## [Work instructions]
Tally the lines with the word "that" and report the number alone.

[START OF Records supplied]

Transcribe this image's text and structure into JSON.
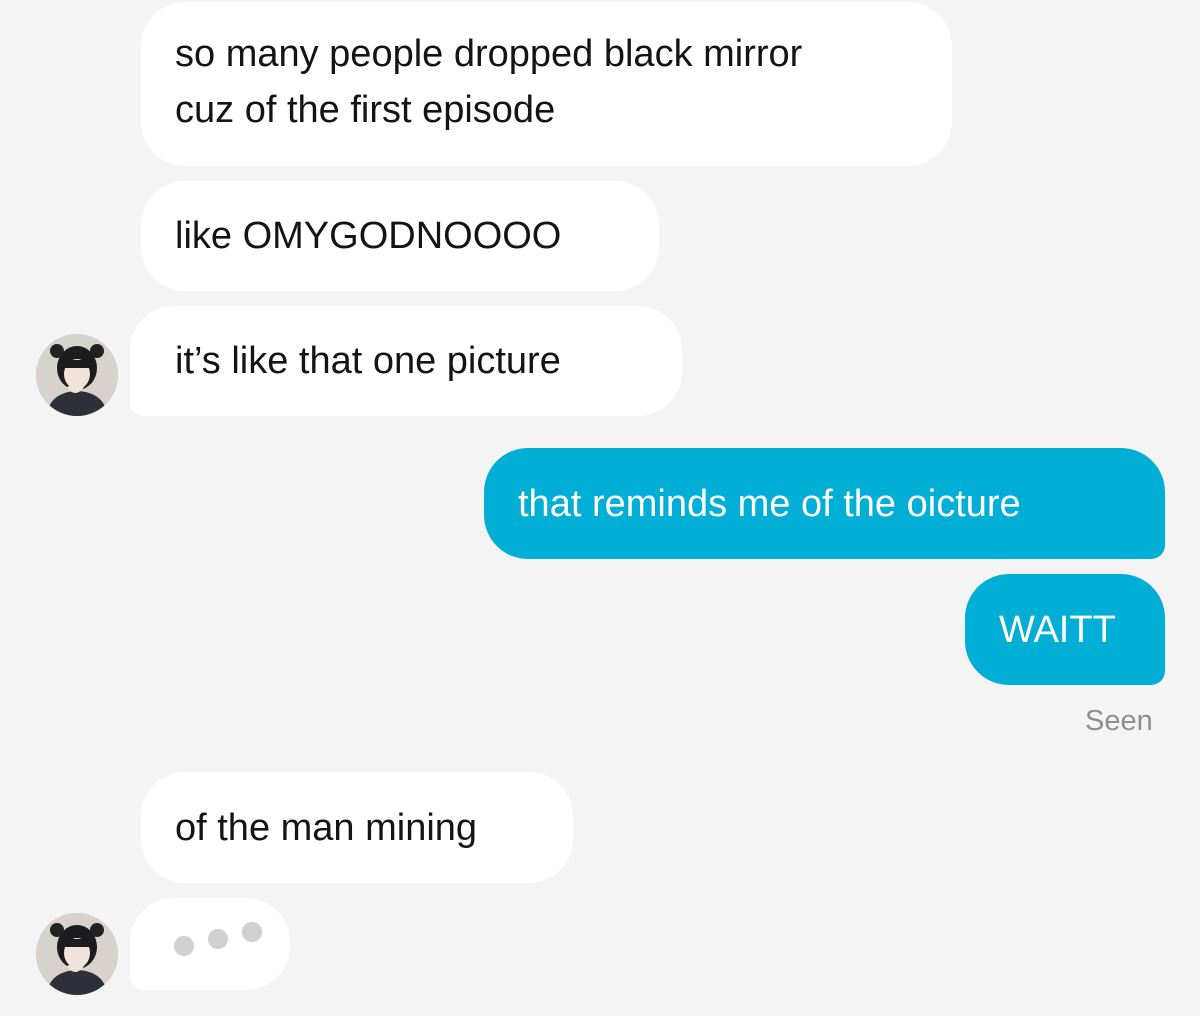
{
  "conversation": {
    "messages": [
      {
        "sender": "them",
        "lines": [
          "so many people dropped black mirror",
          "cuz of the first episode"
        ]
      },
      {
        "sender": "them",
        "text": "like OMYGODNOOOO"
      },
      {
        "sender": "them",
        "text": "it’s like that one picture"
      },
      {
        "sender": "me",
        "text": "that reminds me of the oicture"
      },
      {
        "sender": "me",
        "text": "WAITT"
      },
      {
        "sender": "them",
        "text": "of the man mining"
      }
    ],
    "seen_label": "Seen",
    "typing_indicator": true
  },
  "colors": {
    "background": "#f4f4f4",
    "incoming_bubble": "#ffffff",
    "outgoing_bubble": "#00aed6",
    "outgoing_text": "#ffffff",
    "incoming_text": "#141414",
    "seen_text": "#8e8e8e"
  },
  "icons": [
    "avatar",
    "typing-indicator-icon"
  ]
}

[END OF Records supplied]

## [Written answer]
2